-- Begin RECORD EXTRACTS --

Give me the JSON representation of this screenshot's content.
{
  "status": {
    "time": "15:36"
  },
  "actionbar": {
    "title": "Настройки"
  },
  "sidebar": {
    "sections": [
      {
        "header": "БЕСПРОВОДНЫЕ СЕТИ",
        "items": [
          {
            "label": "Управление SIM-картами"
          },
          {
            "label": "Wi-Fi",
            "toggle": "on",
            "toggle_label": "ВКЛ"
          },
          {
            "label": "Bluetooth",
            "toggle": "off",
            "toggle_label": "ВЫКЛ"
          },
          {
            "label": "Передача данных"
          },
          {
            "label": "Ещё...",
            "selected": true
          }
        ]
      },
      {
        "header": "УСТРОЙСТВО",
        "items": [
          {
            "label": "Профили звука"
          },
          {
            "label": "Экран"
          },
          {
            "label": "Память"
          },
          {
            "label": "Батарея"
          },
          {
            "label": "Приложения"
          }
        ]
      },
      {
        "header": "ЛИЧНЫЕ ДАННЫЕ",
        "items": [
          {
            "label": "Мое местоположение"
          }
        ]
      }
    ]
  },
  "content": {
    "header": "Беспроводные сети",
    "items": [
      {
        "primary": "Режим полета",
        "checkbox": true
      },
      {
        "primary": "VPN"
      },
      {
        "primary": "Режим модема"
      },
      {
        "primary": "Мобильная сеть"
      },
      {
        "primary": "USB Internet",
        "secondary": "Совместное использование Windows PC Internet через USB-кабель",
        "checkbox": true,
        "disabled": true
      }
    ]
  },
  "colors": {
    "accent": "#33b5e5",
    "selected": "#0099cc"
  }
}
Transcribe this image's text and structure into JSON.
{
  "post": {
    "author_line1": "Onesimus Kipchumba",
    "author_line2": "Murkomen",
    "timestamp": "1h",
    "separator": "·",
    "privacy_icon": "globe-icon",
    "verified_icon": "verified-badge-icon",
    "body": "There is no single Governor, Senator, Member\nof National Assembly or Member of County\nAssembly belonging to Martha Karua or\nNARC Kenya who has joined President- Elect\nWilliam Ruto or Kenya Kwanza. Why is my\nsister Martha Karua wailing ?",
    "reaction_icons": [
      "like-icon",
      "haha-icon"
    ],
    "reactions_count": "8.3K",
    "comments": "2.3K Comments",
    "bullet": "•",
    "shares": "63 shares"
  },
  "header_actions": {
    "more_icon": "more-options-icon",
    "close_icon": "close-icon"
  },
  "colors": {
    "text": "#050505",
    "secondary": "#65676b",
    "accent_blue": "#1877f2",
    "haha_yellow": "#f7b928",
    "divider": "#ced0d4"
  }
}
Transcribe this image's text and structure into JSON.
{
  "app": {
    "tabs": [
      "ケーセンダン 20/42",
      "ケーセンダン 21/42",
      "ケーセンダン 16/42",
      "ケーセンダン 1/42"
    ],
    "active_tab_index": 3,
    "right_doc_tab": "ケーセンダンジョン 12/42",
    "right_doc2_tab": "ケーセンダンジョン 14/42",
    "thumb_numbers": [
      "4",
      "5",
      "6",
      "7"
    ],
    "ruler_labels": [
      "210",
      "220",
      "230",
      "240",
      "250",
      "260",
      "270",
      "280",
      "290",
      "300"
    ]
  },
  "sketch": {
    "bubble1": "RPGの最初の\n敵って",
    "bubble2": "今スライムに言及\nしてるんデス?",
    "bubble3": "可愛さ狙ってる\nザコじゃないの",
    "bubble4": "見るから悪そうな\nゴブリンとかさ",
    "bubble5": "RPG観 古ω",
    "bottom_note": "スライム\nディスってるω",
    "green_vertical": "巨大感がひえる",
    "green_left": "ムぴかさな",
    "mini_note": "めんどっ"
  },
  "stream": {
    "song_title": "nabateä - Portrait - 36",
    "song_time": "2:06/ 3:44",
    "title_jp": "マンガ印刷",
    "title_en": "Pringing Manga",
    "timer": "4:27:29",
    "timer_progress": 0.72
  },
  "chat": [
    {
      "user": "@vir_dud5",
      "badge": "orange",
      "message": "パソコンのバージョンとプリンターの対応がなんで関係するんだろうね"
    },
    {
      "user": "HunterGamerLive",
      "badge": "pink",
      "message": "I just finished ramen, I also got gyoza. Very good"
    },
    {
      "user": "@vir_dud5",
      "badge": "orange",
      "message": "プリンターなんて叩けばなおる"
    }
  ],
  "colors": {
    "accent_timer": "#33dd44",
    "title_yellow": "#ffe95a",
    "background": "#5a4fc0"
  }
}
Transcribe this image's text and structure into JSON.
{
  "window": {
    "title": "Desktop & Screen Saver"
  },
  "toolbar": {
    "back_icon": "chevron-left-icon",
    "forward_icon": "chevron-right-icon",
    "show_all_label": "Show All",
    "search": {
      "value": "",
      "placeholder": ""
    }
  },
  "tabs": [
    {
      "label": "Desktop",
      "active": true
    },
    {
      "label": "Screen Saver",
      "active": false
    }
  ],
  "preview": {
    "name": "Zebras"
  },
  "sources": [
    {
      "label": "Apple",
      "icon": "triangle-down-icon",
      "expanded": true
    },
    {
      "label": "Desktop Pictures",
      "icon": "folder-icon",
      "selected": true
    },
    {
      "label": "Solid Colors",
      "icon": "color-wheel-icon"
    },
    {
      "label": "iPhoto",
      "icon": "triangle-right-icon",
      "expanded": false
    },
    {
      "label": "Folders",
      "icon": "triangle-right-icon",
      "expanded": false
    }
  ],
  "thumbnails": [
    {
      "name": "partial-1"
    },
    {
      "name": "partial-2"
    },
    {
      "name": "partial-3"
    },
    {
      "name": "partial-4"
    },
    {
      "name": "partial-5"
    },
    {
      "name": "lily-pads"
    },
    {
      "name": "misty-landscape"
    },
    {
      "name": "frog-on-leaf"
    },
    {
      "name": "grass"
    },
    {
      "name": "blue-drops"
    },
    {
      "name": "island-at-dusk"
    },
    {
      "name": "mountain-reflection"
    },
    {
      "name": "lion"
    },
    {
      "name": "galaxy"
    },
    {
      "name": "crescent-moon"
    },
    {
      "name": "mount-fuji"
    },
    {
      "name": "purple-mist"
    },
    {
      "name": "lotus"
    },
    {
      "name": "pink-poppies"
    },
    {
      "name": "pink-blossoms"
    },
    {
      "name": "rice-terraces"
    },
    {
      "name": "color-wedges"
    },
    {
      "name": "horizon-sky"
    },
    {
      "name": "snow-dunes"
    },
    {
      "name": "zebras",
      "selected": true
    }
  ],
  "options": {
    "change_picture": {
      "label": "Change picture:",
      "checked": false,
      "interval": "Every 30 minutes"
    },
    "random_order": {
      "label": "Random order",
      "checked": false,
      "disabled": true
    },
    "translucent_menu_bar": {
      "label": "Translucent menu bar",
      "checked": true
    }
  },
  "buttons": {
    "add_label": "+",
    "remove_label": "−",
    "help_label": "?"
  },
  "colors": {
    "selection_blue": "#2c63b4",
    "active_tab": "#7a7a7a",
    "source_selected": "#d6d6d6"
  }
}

-- End RECORD EXTRACTS --

WRITTEN REQUEST.
Print out the whole listing exactly as it appears.

RESULT BELOW.
Give me the JSON representation of this screenshot's content.
{
  "status": {
    "time": "15:36"
  },
  "actionbar": {
    "title": "Настройки"
  },
  "sidebar": {
    "sections": [
      {
        "header": "БЕСПРОВОДНЫЕ СЕТИ",
        "items": [
          {
            "label": "Управление SIM-картами"
          },
          {
            "label": "Wi-Fi",
            "toggle": "on",
            "toggle_label": "ВКЛ"
          },
          {
            "label": "Bluetooth",
            "toggle": "off",
            "toggle_label": "ВЫКЛ"
          },
          {
            "label": "Передача данных"
          },
          {
            "label": "Ещё...",
            "selected": true
          }
        ]
      },
      {
        "header": "УСТРОЙСТВО",
        "items": [
          {
            "label": "Профили звука"
          },
          {
            "label": "Экран"
          },
          {
            "label": "Память"
          },
          {
            "label": "Батарея"
          },
          {
            "label": "Приложения"
          }
        ]
      },
      {
        "header": "ЛИЧНЫЕ ДАННЫЕ",
        "items": [
          {
            "label": "Мое местоположение"
          }
        ]
      }
    ]
  },
  "content": {
    "header": "Беспроводные сети",
    "items": [
      {
        "primary": "Режим полета",
        "checkbox": true
      },
      {
        "primary": "VPN"
      },
      {
        "primary": "Режим модема"
      },
      {
        "primary": "Мобильная сеть"
      },
      {
        "primary": "USB Internet",
        "secondary": "Совместное использование Windows PC Internet через USB-кабель",
        "checkbox": true,
        "disabled": true
      }
    ]
  },
  "colors": {
    "accent": "#33b5e5",
    "selected": "#0099cc"
  }
}
Transcribe this image's text and structure into JSON.
{
  "post": {
    "author_line1": "Onesimus Kipchumba",
    "author_line2": "Murkomen",
    "timestamp": "1h",
    "separator": "·",
    "privacy_icon": "globe-icon",
    "verified_icon": "verified-badge-icon",
    "body": "There is no single Governor, Senator, Member\nof National Assembly or Member of County\nAssembly belonging to Martha Karua or\nNARC Kenya who has joined President- Elect\nWilliam Ruto or Kenya Kwanza. Why is my\nsister Martha Karua wailing ?",
    "reaction_icons": [
      "like-icon",
      "haha-icon"
    ],
    "reactions_count": "8.3K",
    "comments": "2.3K Comments",
    "bullet": "•",
    "shares": "63 shares"
  },
  "header_actions": {
    "more_icon": "more-options-icon",
    "close_icon": "close-icon"
  },
  "colors": {
    "text": "#050505",
    "secondary": "#65676b",
    "accent_blue": "#1877f2",
    "haha_yellow": "#f7b928",
    "divider": "#ced0d4"
  }
}
Transcribe this image's text and structure into JSON.
{
  "app": {
    "tabs": [
      "ケーセンダン 20/42",
      "ケーセンダン 21/42",
      "ケーセンダン 16/42",
      "ケーセンダン 1/42"
    ],
    "active_tab_index": 3,
    "right_doc_tab": "ケーセンダンジョン 12/42",
    "right_doc2_tab": "ケーセンダンジョン 14/42",
    "thumb_numbers": [
      "4",
      "5",
      "6",
      "7"
    ],
    "ruler_labels": [
      "210",
      "220",
      "230",
      "240",
      "250",
      "260",
      "270",
      "280",
      "290",
      "300"
    ]
  },
  "sketch": {
    "bubble1": "RPGの最初の\n敵って",
    "bubble2": "今スライムに言及\nしてるんデス?",
    "bubble3": "可愛さ狙ってる\nザコじゃないの",
    "bubble4": "見るから悪そうな\nゴブリンとかさ",
    "bubble5": "RPG観 古ω",
    "bottom_note": "スライム\nディスってるω",
    "green_vertical": "巨大感がひえる",
    "green_left": "ムぴかさな",
    "mini_note": "めんどっ"
  },
  "stream": {
    "song_title": "nabateä - Portrait - 36",
    "song_time": "2:06/ 3:44",
    "title_jp": "マンガ印刷",
    "title_en": "Pringing Manga",
    "timer": "4:27:29",
    "timer_progress": 0.72
  },
  "chat": [
    {
      "user": "@vir_dud5",
      "badge": "orange",
      "message": "パソコンのバージョンとプリンターの対応がなんで関係するんだろうね"
    },
    {
      "user": "HunterGamerLive",
      "badge": "pink",
      "message": "I just finished ramen, I also got gyoza. Very good"
    },
    {
      "user": "@vir_dud5",
      "badge": "orange",
      "message": "プリンターなんて叩けばなおる"
    }
  ],
  "colors": {
    "accent_timer": "#33dd44",
    "title_yellow": "#ffe95a",
    "background": "#5a4fc0"
  }
}
Transcribe this image's text and structure into JSON.
{
  "window": {
    "title": "Desktop & Screen Saver"
  },
  "toolbar": {
    "back_icon": "chevron-left-icon",
    "forward_icon": "chevron-right-icon",
    "show_all_label": "Show All",
    "search": {
      "value": "",
      "placeholder": ""
    }
  },
  "tabs": [
    {
      "label": "Desktop",
      "active": true
    },
    {
      "label": "Screen Saver",
      "active": false
    }
  ],
  "preview": {
    "name": "Zebras"
  },
  "sources": [
    {
      "label": "Apple",
      "icon": "triangle-down-icon",
      "expanded": true
    },
    {
      "label": "Desktop Pictures",
      "icon": "folder-icon",
      "selected": true
    },
    {
      "label": "Solid Colors",
      "icon": "color-wheel-icon"
    },
    {
      "label": "iPhoto",
      "icon": "triangle-right-icon",
      "expanded": false
    },
    {
      "label": "Folders",
      "icon": "triangle-right-icon",
      "expanded": false
    }
  ],
  "thumbnails": [
    {
      "name": "partial-1"
    },
    {
      "name": "partial-2"
    },
    {
      "name": "partial-3"
    },
    {
      "name": "partial-4"
    },
    {
      "name": "partial-5"
    },
    {
      "name": "lily-pads"
    },
    {
      "name": "misty-landscape"
    },
    {
      "name": "frog-on-leaf"
    },
    {
      "name": "grass"
    },
    {
      "name": "blue-drops"
    },
    {
      "name": "island-at-dusk"
    },
    {
      "name": "mountain-reflection"
    },
    {
      "name": "lion"
    },
    {
      "name": "galaxy"
    },
    {
      "name": "crescent-moon"
    },
    {
      "name": "mount-fuji"
    },
    {
      "name": "purple-mist"
    },
    {
      "name": "lotus"
    },
    {
      "name": "pink-poppies"
    },
    {
      "name": "pink-blossoms"
    },
    {
      "name": "rice-terraces"
    },
    {
      "name": "color-wedges"
    },
    {
      "name": "horizon-sky"
    },
    {
      "name": "snow-dunes"
    },
    {
      "name": "zebras",
      "selected": true
    }
  ],
  "options": {
    "change_picture": {
      "label": "Change picture:",
      "checked": false,
      "interval": "Every 30 minutes"
    },
    "random_order": {
      "label": "Random order",
      "checked": false,
      "disabled": true
    },
    "translucent_menu_bar": {
      "label": "Translucent menu bar",
      "checked": true
    }
  },
  "buttons": {
    "add_label": "+",
    "remove_label": "−",
    "help_label": "?"
  },
  "colors": {
    "selection_blue": "#2c63b4",
    "active_tab": "#7a7a7a",
    "source_selected": "#d6d6d6"
  }
}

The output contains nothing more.